-- Requirements --
Omit the pictures and output every entry below exactly as written.

-- Data for the task --
══════
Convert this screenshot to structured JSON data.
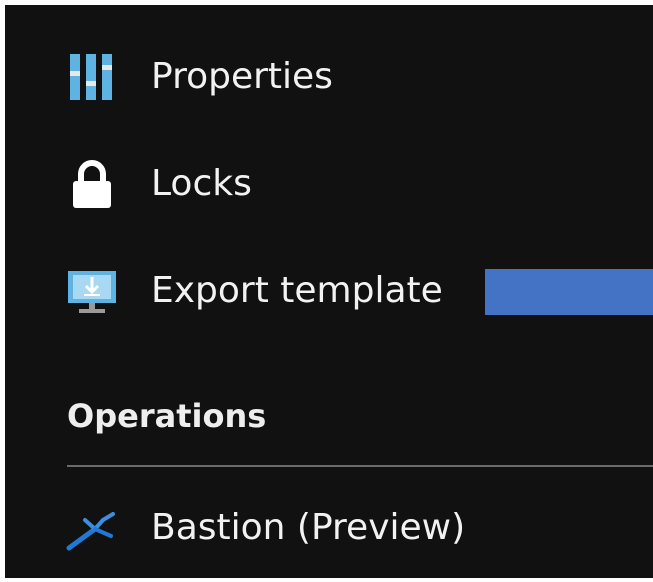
{
  "menu": {
    "items": [
      {
        "label": "Properties",
        "icon": "properties-icon"
      },
      {
        "label": "Locks",
        "icon": "lock-icon"
      },
      {
        "label": "Export template",
        "icon": "export-template-icon"
      }
    ]
  },
  "operations": {
    "header": "Operations",
    "items": [
      {
        "label": "Bastion (Preview)",
        "icon": "bastion-icon"
      }
    ]
  },
  "colors": {
    "background": "#111111",
    "text": "#f2f2f2",
    "highlight": "#4472c4",
    "divider": "#6a6a6a",
    "icon_blue": "#5fb3e3",
    "bastion_blue": "#1f7ad6"
  }
}
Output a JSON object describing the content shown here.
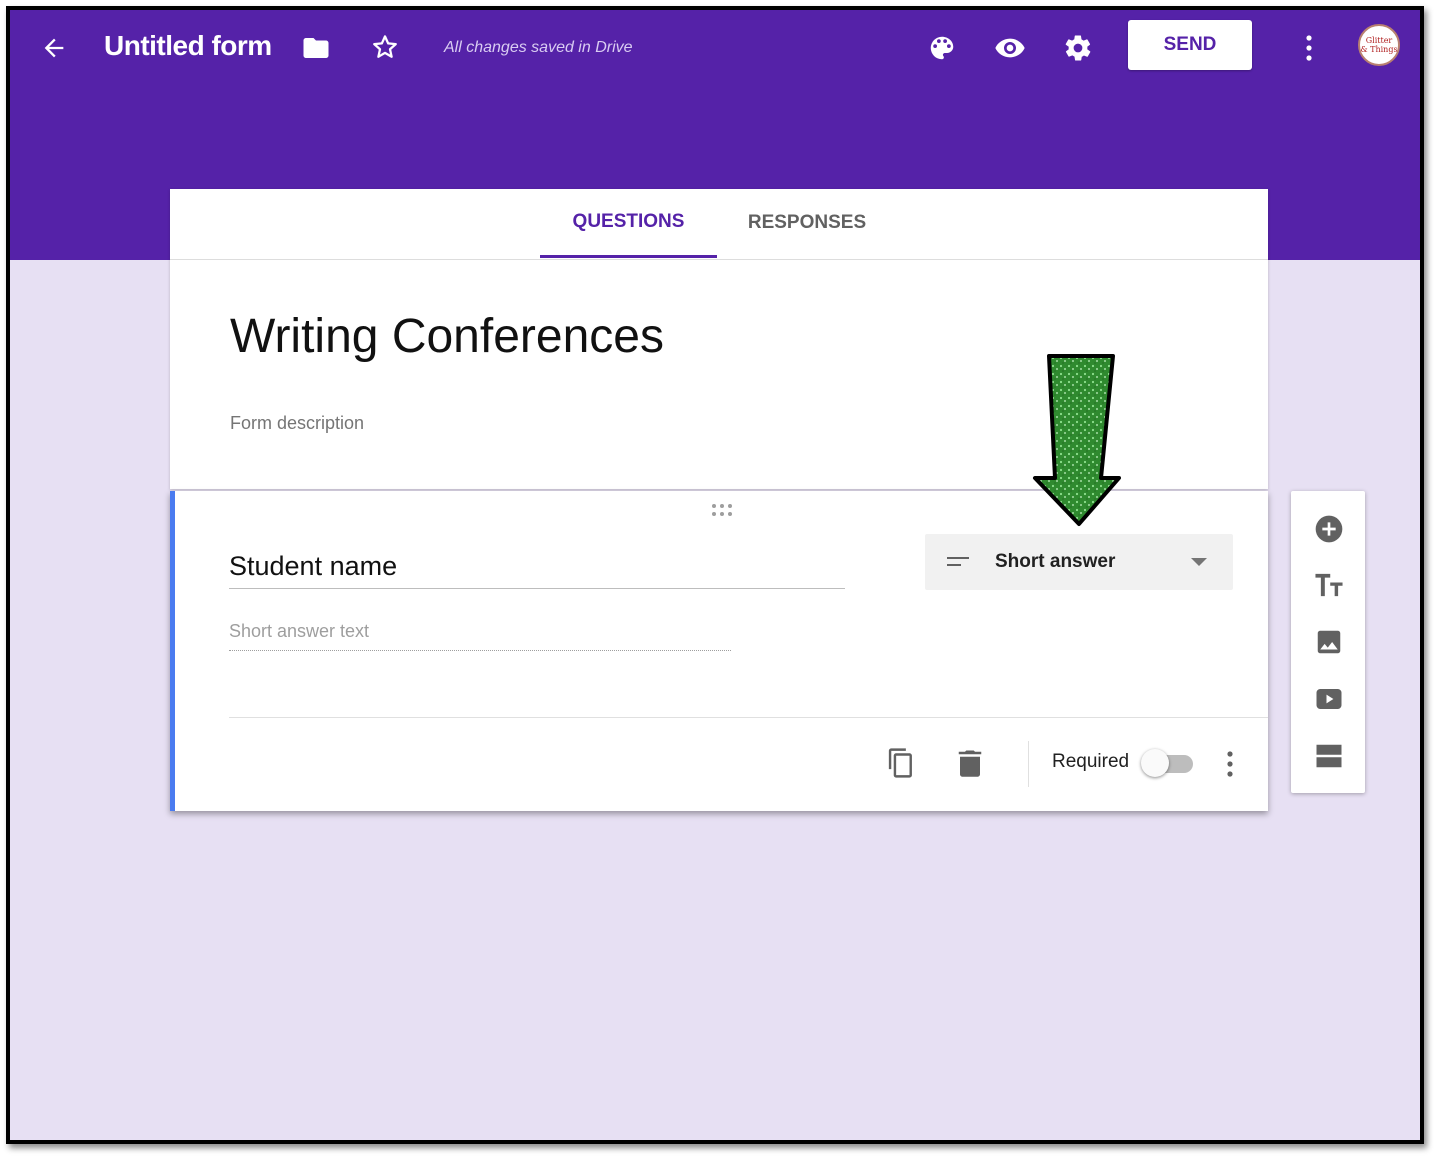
══════
-- Exercise answer --
Convert this screenshot to structured JSON data.
{
  "menu": {
    "items": [
      {
        "label": "Properties",
        "icon": "properties-icon"
      },
      {
        "label": "Locks",
        "icon": "lock-icon"
      },
      {
        "label": "Export template",
        "icon": "export-template-icon"
      }
    ]
  },
  "operations": {
    "header": "Operations",
    "items": [
      {
        "label": "Bastion (Preview)",
        "icon": "bastion-icon"
      }
    ]
  },
  "colors": {
    "background": "#111111",
    "text": "#f2f2f2",
    "highlight": "#4472c4",
    "divider": "#6a6a6a",
    "icon_blue": "#5fb3e3",
    "bastion_blue": "#1f7ad6"
  }
}
Output a JSON object describing the content shown here.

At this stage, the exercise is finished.